> Set task:
The exercise asks you to copy every line below in which "hemelse" appears.

[Raw records]
----

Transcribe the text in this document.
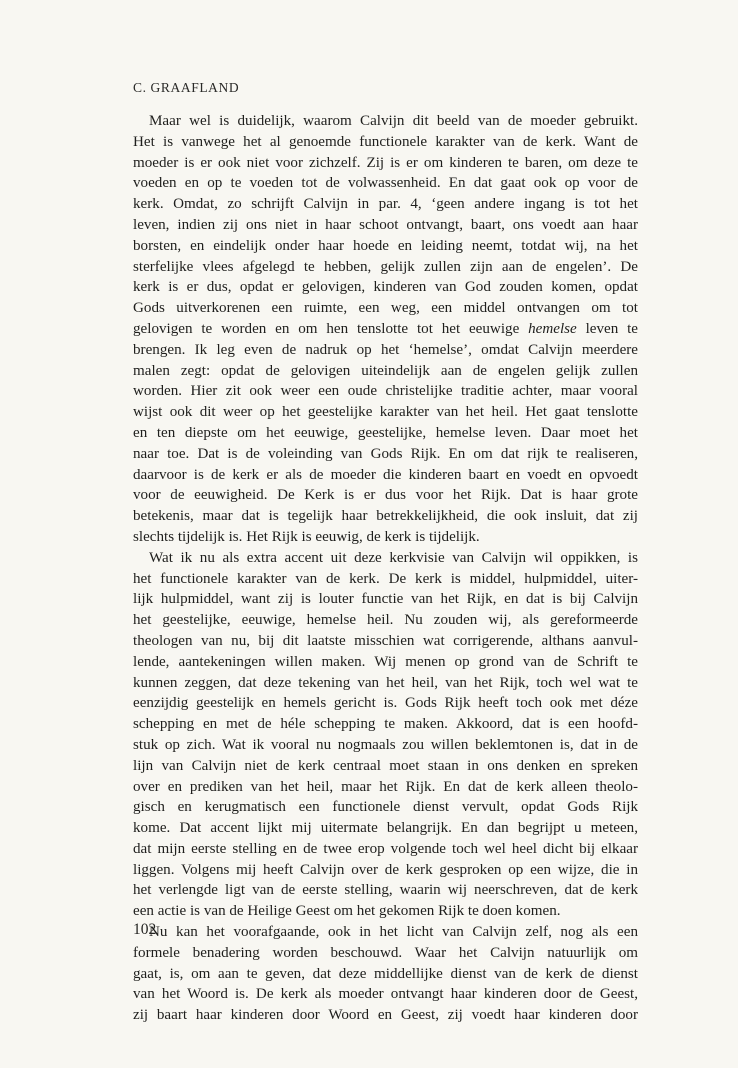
C. GRAAFLAND

Maar wel is duidelijk, waarom Calvijn dit beeld van de moeder gebruikt.
Het is vanwege het al genoemde functionele karakter van de kerk. Want de
moeder is er ook niet voor zichzelf. Zij is er om kinderen te baren, om deze te
voeden en op te voeden tot de volwassenheid. En dat gaat ook op voor de
kerk. Omdat, zo schrijft Calvijn in par. 4, ‘geen andere ingang is tot het
leven, indien zij ons niet in haar schoot ontvangt, baart, ons voedt aan haar
borsten, en eindelijk onder haar hoede en leiding neemt, totdat wij, na het
sterfelijke vlees afgelegd te hebben, gelijk zullen zijn aan de engelen’. De
kerk is er dus, opdat er gelovigen, kinderen van God zouden komen, opdat
Gods uitverkorenen een ruimte, een weg, een middel ontvangen om tot
gelovigen te worden en om hen tenslotte tot het eeuwige hemelse leven te
brengen. Ik leg even de nadruk op het ‘hemelse’, omdat Calvijn meerdere
malen zegt: opdat de gelovigen uiteindelijk aan de engelen gelijk zullen
worden. Hier zit ook weer een oude christelijke traditie achter, maar vooral
wijst ook dit weer op het geestelijke karakter van het heil. Het gaat tenslotte
en ten diepste om het eeuwige, geestelijke, hemelse leven. Daar moet het
naar toe. Dat is de voleinding van Gods Rijk. En om dat rijk te realiseren,
daarvoor is de kerk er als de moeder die kinderen baart en voedt en opvoedt
voor de eeuwigheid. De Kerk is er dus voor het Rijk. Dat is haar grote
betekenis, maar dat is tegelijk haar betrekkelijkheid, die ook insluit, dat zij
slechts tijdelijk is. Het Rijk is eeuwig, de kerk is tijdelijk.

Wat ik nu als extra accent uit deze kerkvisie van Calvijn wil oppikken, is
het functionele karakter van de kerk. De kerk is middel, hulpmiddel, uiter-
lijk hulpmiddel, want zij is louter functie van het Rijk, en dat is bij Calvijn
het geestelijke, eeuwige, hemelse heil. Nu zouden wij, als gereformeerde
theologen van nu, bij dit laatste misschien wat corrigerende, althans aanvul-
lende, aantekeningen willen maken. Wij menen op grond van de Schrift te
kunnen zeggen, dat deze tekening van het heil, van het Rijk, toch wel wat te
eenzijdig geestelijk en hemels gericht is. Gods Rijk heeft toch ook met déze
schepping en met de héle schepping te maken. Akkoord, dat is een hoofd-
stuk op zich. Wat ik vooral nu nogmaals zou willen beklemtonen is, dat in de
lijn van Calvijn niet de kerk centraal moet staan in ons denken en spreken
over en prediken van het heil, maar het Rijk. En dat de kerk alleen theolo-
gisch en kerugmatisch een functionele dienst vervult, opdat Gods Rijk
kome. Dat accent lijkt mij uitermate belangrijk. En dan begrijpt u meteen,
dat mijn eerste stelling en de twee erop volgende toch wel heel dicht bij elkaar
liggen. Volgens mij heeft Calvijn over de kerk gesproken op een wijze, die in
het verlengde ligt van de eerste stelling, waarin wij neerschreven, dat de kerk
een actie is van de Heilige Geest om het gekomen Rijk te doen komen.

Nu kan het voorafgaande, ook in het licht van Calvijn zelf, nog als een
formele benadering worden beschouwd. Waar het Calvijn natuurlijk om
gaat, is, om aan te geven, dat deze middellijke dienst van de kerk de dienst
van het Woord is. De kerk als moeder ontvangt haar kinderen door de Geest,
zij baart haar kinderen door Woord en Geest, zij voedt haar kinderen door

102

----

> Final result:
gelovigen te worden en om hen tenslotte tot het eeuwige hemelse leven te
brengen. Ik leg even de nadruk op het ‘hemelse’, omdat Calvijn meerdere
en ten diepste om het eeuwige, geestelijke, hemelse leven. Daar moet het
het geestelijke, eeuwige, hemelse heil. Nu zouden wij, als gereformeerde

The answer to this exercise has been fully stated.